> [TASK STATEMENT] Leave out the pictures and repeat everything else in the records exactly.

> [ITEMS]
◇ ◇ ◇

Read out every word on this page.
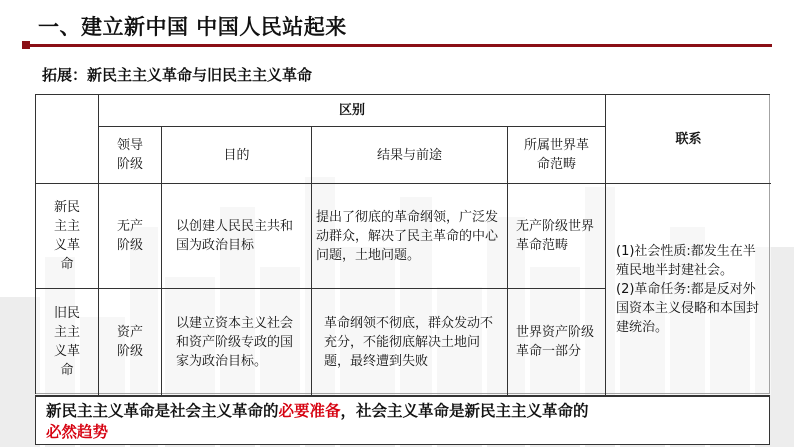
一、建立新中国 中国人民站起来
拓展：新民主主义革命与旧民主主义革命
区别
联系
领导
阶级
目的	结果与前途
所属世界革
命范畴
新民
主主
义革
命
无产
阶级
以创建人民民主共和国为政治目标
提出了彻底的革命纲领，广泛发动群众，解决了民主革命的中心问题，土地问题。
无产阶级世界革命范畴	(1)社会性质:都发生在半殖民地半封建社会。
(2)革命任务:都是反对外国资本主义侵略和本国封建统治。
旧民
主主
义革
命
资产
阶级
以建立资本主义社会和资产阶级专政的国家为政治目标。
革命纲领不彻底，群众发动不充分，不能彻底解决土地问题，最终遭到失败
世界资产阶级革命一部分
新民主主义革命是社会主义革命的必要准备，社会主义革命是新民主主义革命的
必然趋势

◇ ◇ ◇

> [ANSWER IN FULL]
Read out every word on this page.
一、建立新中国 中国人民站起来
拓展：新民主主义革命与旧民主主义革命
区别
联系
领导
阶级
目的	结果与前途
所属世界革
命范畴
新民
主主
义革
命
无产
阶级
以创建人民民主共和国为政治目标
提出了彻底的革命纲领，广泛发动群众，解决了民主革命的中心问题，土地问题。
无产阶级世界革命范畴	(1)社会性质:都发生在半殖民地半封建社会。
(2)革命任务:都是反对外国资本主义侵略和本国封建统治。
旧民
主主
义革
命
资产
阶级
以建立资本主义社会和资产阶级专政的国家为政治目标。
革命纲领不彻底，群众发动不充分，不能彻底解决土地问题，最终遭到失败
世界资产阶级革命一部分
新民主主义革命是社会主义革命的必要准备，社会主义革命是新民主主义革命的
必然趋势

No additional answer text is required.